[Data excerpts]
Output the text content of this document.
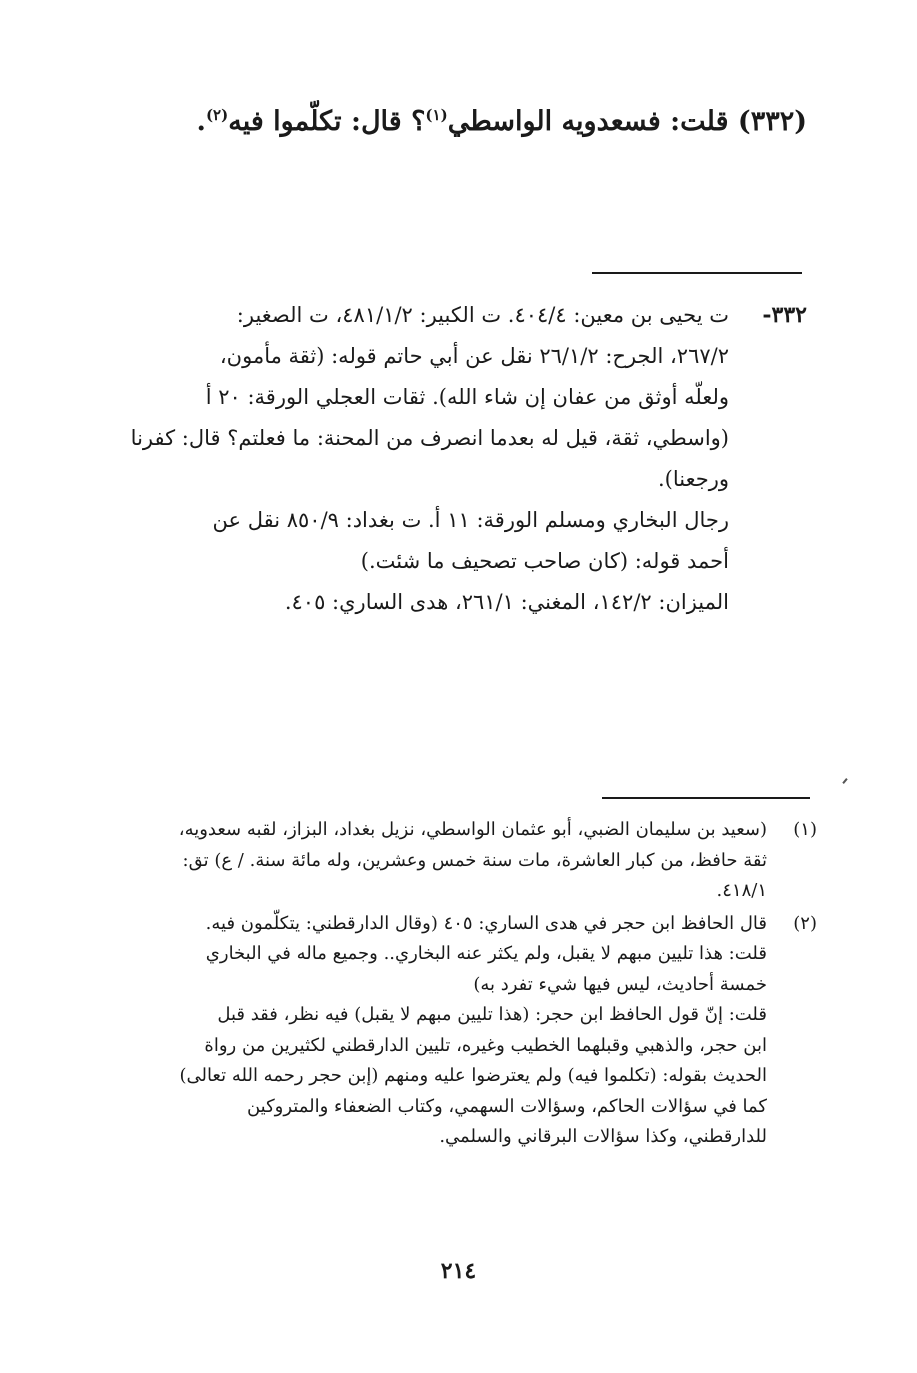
(٣٣٢) قلت: فسعدويه الواسطي$^{(١)}$؟ قال: تكلّموا فيه$^{(٢)}$.
٣٣٢-

ت يحيى بن معين: ٤٠٤/٤. ت الكبير: ٤٨١/١/٢، ت الصغير:
٢٦٧/٢، الجرح: ٢٦/١/٢ نقل عن أبي حاتم قوله: (ثقة مأمون،
ولعلّه أوثق من عفان إن شاء الله). ثقات العجلي الورقة: ٢٠ أ
(واسطي، ثقة، قيل له بعدما انصرف من المحنة: ما فعلتم؟ قال: كفرنا
ورجعنا).

رجال البخاري ومسلم الورقة: ١١ أ. ت بغداد: ٨٥٠/٩ نقل عن
أحمد قوله: (كان صاحب تصحيف ما شئت.)

الميزان: ١٤٢/٢، المغني: ٢٦١/١، هدى الساري: ٤٠٥.

(١)
(سعيد بن سليمان الضبي، أبو عثمان الواسطي، نزيل بغداد، البزاز، لقبه سعدويه،
ثقة حافظ، من كبار العاشرة، مات سنة خمس وعشرين، وله مائة سنة. / ع) تق:
٤١٨/١.
(٢)
قال الحافظ ابن حجر في هدى الساري: ٤٠٥ (وقال الدارقطني: يتكلّمون فيه.
قلت: هذا تليين مبهم لا يقبل، ولم يكثر عنه البخاري.. وجميع ماله في البخاري
خمسة أحاديث، ليس فيها شيء تفرد به)
قلت: إنّ قول الحافظ ابن حجر: (هذا تليين مبهم لا يقبل) فيه نظر، فقد قبل
ابن حجر، والذهبي وقبلهما الخطيب وغيره، تليين الدارقطني لكثيرين من رواة
الحديث بقوله: (تكلموا فيه) ولم يعترضوا عليه ومنهم (إبن حجر رحمه الله تعالى)
كما في سؤالات الحاكم، وسؤالات السهمي، وكتاب الضعفاء والمتروكين
للدارقطني، وكذا سؤالات البرقاني والسلمي.
٢١٤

» TASK TO COMPLETE: Among the records above, how many lines carry the string "الساري"? Reply with the number alone.

» THE OUTPUT: 2